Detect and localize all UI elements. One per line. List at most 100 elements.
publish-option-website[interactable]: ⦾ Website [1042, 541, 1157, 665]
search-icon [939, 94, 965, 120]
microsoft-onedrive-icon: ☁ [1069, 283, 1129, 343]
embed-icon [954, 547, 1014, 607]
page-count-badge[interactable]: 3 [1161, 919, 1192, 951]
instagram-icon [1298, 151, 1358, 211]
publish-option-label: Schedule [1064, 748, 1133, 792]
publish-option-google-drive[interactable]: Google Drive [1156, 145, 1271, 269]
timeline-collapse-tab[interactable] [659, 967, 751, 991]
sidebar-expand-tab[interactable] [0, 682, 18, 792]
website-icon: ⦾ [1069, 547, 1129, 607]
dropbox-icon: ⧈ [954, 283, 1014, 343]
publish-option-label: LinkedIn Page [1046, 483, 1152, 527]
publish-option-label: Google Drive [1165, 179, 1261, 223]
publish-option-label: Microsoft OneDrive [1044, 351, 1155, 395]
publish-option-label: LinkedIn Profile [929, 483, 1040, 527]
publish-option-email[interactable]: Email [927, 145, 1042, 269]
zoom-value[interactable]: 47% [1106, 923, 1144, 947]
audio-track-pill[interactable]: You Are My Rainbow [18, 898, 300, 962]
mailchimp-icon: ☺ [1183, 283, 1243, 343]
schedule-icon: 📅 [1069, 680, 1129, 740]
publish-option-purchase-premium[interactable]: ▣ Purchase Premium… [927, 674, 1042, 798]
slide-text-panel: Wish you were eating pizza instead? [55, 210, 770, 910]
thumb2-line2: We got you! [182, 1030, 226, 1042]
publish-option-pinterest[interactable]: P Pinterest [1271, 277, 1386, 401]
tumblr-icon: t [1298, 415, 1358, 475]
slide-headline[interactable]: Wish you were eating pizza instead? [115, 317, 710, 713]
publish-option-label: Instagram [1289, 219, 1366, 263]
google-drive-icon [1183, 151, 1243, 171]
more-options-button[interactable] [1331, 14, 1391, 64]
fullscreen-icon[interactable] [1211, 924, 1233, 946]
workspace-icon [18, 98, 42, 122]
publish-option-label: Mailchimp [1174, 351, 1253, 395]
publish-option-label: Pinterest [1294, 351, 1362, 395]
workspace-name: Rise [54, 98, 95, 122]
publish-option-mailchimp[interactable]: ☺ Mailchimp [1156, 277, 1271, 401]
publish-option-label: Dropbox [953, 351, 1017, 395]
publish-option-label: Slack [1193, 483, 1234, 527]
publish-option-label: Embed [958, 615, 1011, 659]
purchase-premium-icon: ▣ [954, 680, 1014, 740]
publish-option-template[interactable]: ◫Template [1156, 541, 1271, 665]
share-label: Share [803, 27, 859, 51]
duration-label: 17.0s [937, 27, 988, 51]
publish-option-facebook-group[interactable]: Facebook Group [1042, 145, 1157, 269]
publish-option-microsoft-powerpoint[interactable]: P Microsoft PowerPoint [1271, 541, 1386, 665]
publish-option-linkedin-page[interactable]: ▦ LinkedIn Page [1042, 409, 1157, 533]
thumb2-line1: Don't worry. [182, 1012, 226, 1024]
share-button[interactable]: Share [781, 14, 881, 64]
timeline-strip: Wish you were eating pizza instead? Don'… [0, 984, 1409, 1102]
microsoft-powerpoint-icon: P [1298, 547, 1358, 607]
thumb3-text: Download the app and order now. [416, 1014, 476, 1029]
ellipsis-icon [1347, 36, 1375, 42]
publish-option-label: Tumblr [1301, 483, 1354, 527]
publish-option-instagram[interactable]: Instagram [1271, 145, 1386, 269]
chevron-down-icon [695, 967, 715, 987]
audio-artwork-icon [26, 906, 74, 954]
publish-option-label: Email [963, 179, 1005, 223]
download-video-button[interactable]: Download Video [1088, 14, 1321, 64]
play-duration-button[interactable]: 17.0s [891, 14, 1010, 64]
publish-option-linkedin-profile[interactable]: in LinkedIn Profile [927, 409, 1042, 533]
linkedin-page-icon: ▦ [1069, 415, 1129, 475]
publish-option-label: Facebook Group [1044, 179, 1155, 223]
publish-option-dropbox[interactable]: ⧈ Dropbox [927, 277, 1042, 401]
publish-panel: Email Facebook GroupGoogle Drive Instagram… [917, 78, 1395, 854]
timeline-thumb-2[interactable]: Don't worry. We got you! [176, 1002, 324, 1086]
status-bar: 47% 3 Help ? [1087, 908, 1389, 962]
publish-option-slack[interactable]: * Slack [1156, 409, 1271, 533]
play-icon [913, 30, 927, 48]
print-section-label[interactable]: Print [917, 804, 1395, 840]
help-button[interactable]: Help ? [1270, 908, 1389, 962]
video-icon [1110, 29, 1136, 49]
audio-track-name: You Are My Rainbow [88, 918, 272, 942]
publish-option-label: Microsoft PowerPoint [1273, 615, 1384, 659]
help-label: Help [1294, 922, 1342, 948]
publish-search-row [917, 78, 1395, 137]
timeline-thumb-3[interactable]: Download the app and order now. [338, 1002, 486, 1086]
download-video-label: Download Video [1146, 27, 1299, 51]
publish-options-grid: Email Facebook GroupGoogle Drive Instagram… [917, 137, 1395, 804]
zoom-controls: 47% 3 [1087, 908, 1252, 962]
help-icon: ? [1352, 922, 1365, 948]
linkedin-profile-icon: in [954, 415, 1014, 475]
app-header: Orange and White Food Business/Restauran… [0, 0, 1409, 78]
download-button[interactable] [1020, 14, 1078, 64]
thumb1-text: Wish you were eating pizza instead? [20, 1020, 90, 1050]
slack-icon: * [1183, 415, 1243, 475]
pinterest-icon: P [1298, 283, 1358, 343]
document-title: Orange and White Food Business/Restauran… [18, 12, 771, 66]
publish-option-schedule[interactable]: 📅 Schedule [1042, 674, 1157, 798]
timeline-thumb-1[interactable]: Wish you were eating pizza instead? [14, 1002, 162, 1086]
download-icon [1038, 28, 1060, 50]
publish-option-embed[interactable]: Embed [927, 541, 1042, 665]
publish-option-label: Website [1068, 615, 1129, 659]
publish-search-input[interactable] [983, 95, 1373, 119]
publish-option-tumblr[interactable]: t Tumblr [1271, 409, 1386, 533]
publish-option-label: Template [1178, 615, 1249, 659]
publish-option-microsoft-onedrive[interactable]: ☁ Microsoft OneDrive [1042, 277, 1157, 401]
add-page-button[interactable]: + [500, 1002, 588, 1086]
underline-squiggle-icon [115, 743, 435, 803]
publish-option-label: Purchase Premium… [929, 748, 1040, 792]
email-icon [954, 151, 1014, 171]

==========

What is required: Swap "at most 100" for "no more than 50" throughout the lines above and reproduce them with every other word left unchanged.

Result for this exercise:
Detect and localize all UI elements. One per line. List no more than 50 elements.
publish-option-website[interactable]: ⦾ Website [1042, 541, 1157, 665]
search-icon [939, 94, 965, 120]
microsoft-onedrive-icon: ☁ [1069, 283, 1129, 343]
embed-icon [954, 547, 1014, 607]
page-count-badge[interactable]: 3 [1161, 919, 1192, 951]
instagram-icon [1298, 151, 1358, 211]
publish-option-label: Schedule [1064, 748, 1133, 792]
publish-option-google-drive[interactable]: Google Drive [1156, 145, 1271, 269]
timeline-collapse-tab[interactable] [659, 967, 751, 991]
sidebar-expand-tab[interactable] [0, 682, 18, 792]
website-icon: ⦾ [1069, 547, 1129, 607]
dropbox-icon: ⧈ [954, 283, 1014, 343]
publish-option-label: LinkedIn Page [1046, 483, 1152, 527]
publish-option-label: Google Drive [1165, 179, 1261, 223]
publish-option-label: Microsoft OneDrive [1044, 351, 1155, 395]
publish-option-label: LinkedIn Profile [929, 483, 1040, 527]
publish-option-email[interactable]: Email [927, 145, 1042, 269]
zoom-value[interactable]: 47% [1106, 923, 1144, 947]
audio-track-pill[interactable]: You Are My Rainbow [18, 898, 300, 962]
mailchimp-icon: ☺ [1183, 283, 1243, 343]
schedule-icon: 📅 [1069, 680, 1129, 740]
publish-option-purchase-premium[interactable]: ▣ Purchase Premium… [927, 674, 1042, 798]
slide-text-panel: Wish you were eating pizza instead? [55, 210, 770, 910]
thumb2-line2: We got you! [182, 1030, 226, 1042]
publish-option-pinterest[interactable]: P Pinterest [1271, 277, 1386, 401]
tumblr-icon: t [1298, 415, 1358, 475]
slide-headline[interactable]: Wish you were eating pizza instead? [115, 317, 710, 713]
publish-option-label: Instagram [1289, 219, 1366, 263]
google-drive-icon [1183, 151, 1243, 171]
more-options-button[interactable] [1331, 14, 1391, 64]
fullscreen-icon[interactable] [1211, 924, 1233, 946]
workspace-icon [18, 98, 42, 122]
publish-option-label: Mailchimp [1174, 351, 1253, 395]
publish-option-label: Pinterest [1294, 351, 1362, 395]
workspace-name: Rise [54, 98, 95, 122]
publish-option-mailchimp[interactable]: ☺ Mailchimp [1156, 277, 1271, 401]
publish-option-label: Dropbox [953, 351, 1017, 395]
publish-option-label: Slack [1193, 483, 1234, 527]
publish-option-label: Embed [958, 615, 1011, 659]
purchase-premium-icon: ▣ [954, 680, 1014, 740]
publish-option-template[interactable]: ◫Template [1156, 541, 1271, 665]
share-label: Share [803, 27, 859, 51]
duration-label: 17.0s [937, 27, 988, 51]
publish-option-facebook-group[interactable]: Facebook Group [1042, 145, 1157, 269]
publish-option-microsoft-powerpoint[interactable]: P Microsoft PowerPoint [1271, 541, 1386, 665]
publish-option-linkedin-page[interactable]: ▦ LinkedIn Page [1042, 409, 1157, 533]
thumb2-line1: Don't worry. [182, 1012, 226, 1024]
share-button[interactable]: Share [781, 14, 881, 64]
timeline-strip: Wish you were eating pizza instead? Don'… [0, 984, 1409, 1102]
microsoft-powerpoint-icon: P [1298, 547, 1358, 607]
thumb3-text: Download the app and order now. [416, 1014, 476, 1029]
ellipsis-icon [1347, 36, 1375, 42]
publish-option-label: Tumblr [1301, 483, 1354, 527]
publish-option-instagram[interactable]: Instagram [1271, 145, 1386, 269]
chevron-down-icon [695, 967, 715, 987]
audio-artwork-icon [26, 906, 74, 954]
publish-option-label: Email [963, 179, 1005, 223]
download-video-button[interactable]: Download Video [1088, 14, 1321, 64]
play-duration-button[interactable]: 17.0s [891, 14, 1010, 64]
publish-option-linkedin-profile[interactable]: in LinkedIn Profile [927, 409, 1042, 533]
linkedin-page-icon: ▦ [1069, 415, 1129, 475]
publish-option-label: Facebook Group [1044, 179, 1155, 223]
publish-option-dropbox[interactable]: ⧈ Dropbox [927, 277, 1042, 401]
publish-panel: Email Facebook GroupGoogle Drive Instagram… [917, 78, 1395, 854]
timeline-thumb-2[interactable]: Don't worry. We got you! [176, 1002, 324, 1086]
status-bar: 47% 3 Help ? [1087, 908, 1389, 962]
publish-option-slack[interactable]: * Slack [1156, 409, 1271, 533]
play-icon [913, 30, 927, 48]
print-section-label[interactable]: Print [917, 804, 1395, 840]
help-button[interactable]: Help ? [1270, 908, 1389, 962]
video-icon [1110, 29, 1136, 49]
audio-track-name: You Are My Rainbow [88, 918, 272, 942]
publish-option-label: Microsoft PowerPoint [1273, 615, 1384, 659]
help-label: Help [1294, 922, 1342, 948]
publish-search-row [917, 78, 1395, 137]
timeline-thumb-3[interactable]: Download the app and order now. [338, 1002, 486, 1086]
download-video-label: Download Video [1146, 27, 1299, 51]
publish-options-grid: Email Facebook GroupGoogle Drive Instagram… [917, 137, 1395, 804]
zoom-controls: 47% 3 [1087, 908, 1252, 962]
help-icon: ? [1352, 922, 1365, 948]
linkedin-profile-icon: in [954, 415, 1014, 475]
app-header: Orange and White Food Business/Restauran… [0, 0, 1409, 78]
download-button[interactable] [1020, 14, 1078, 64]
thumb1-text: Wish you were eating pizza instead? [20, 1020, 90, 1050]
slack-icon: * [1183, 415, 1243, 475]
pinterest-icon: P [1298, 283, 1358, 343]
document-title: Orange and White Food Business/Restauran… [18, 12, 771, 66]
publish-option-schedule[interactable]: 📅 Schedule [1042, 674, 1157, 798]
timeline-thumb-1[interactable]: Wish you were eating pizza instead? [14, 1002, 162, 1086]
download-icon [1038, 28, 1060, 50]
publish-option-embed[interactable]: Embed [927, 541, 1042, 665]
publish-option-label: Website [1068, 615, 1129, 659]
publish-search-input[interactable] [983, 95, 1373, 119]
publish-option-tumblr[interactable]: t Tumblr [1271, 409, 1386, 533]
publish-option-label: Template [1178, 615, 1249, 659]
publish-option-microsoft-onedrive[interactable]: ☁ Microsoft OneDrive [1042, 277, 1157, 401]
add-page-button[interactable]: + [500, 1002, 588, 1086]
underline-squiggle-icon [115, 743, 435, 803]
publish-option-label: Purchase Premium… [929, 748, 1040, 792]
email-icon [954, 151, 1014, 171]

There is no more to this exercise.